(Aim):
Search the records that follow and extract every line containing the string "Japan".

(Stored data):
************

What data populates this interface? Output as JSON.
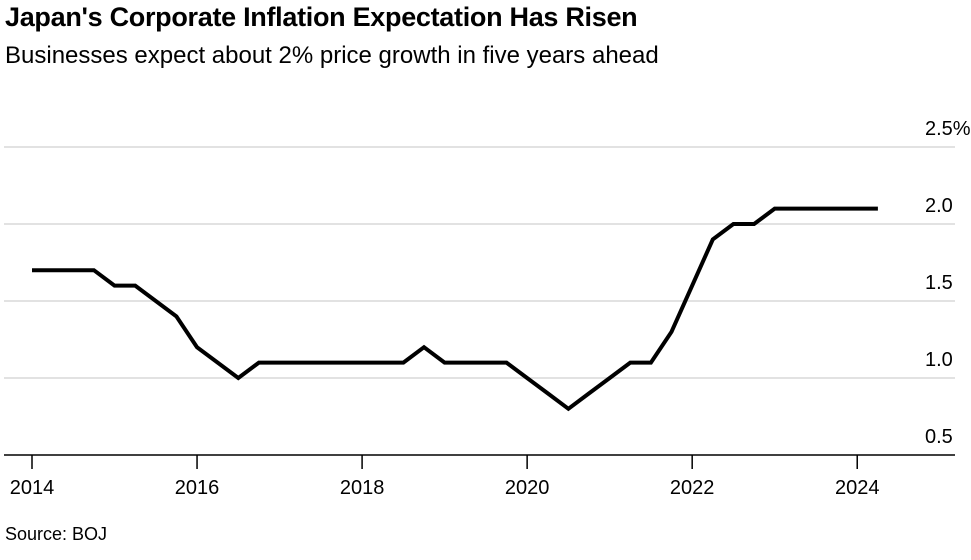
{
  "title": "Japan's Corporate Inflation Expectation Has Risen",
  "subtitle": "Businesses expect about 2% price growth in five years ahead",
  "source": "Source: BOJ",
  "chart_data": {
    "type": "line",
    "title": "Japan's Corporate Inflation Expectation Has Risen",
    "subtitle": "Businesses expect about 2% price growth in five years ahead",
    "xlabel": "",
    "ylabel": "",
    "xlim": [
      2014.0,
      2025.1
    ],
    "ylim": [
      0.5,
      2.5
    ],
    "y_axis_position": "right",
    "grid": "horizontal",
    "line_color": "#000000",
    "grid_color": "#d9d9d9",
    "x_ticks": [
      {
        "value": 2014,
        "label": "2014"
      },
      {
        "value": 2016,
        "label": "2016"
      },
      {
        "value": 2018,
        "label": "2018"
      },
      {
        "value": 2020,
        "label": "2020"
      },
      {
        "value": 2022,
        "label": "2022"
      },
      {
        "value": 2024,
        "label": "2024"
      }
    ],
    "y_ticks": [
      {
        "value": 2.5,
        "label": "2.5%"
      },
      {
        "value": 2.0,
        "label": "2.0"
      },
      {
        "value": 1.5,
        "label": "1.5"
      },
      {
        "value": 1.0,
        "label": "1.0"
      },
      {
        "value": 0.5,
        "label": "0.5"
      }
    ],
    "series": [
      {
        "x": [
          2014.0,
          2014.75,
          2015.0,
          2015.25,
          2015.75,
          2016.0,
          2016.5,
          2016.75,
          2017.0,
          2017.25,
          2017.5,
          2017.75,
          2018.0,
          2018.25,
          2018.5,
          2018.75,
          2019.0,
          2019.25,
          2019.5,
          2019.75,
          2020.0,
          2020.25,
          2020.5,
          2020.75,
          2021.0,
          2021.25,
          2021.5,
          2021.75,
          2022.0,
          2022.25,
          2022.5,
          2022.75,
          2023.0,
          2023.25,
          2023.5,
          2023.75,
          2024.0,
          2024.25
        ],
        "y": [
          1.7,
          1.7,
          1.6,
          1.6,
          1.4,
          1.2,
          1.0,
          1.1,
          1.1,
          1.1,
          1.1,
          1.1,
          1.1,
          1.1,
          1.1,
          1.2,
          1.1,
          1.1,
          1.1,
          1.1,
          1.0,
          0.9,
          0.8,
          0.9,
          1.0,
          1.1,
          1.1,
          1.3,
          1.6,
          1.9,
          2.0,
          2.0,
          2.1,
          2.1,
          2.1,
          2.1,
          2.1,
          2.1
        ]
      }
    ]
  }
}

************

(Worked solution):
  "title": "Japan's Corporate Inflation Expectation Has Risen",
    "title": "Japan's Corporate Inflation Expectation Has Risen",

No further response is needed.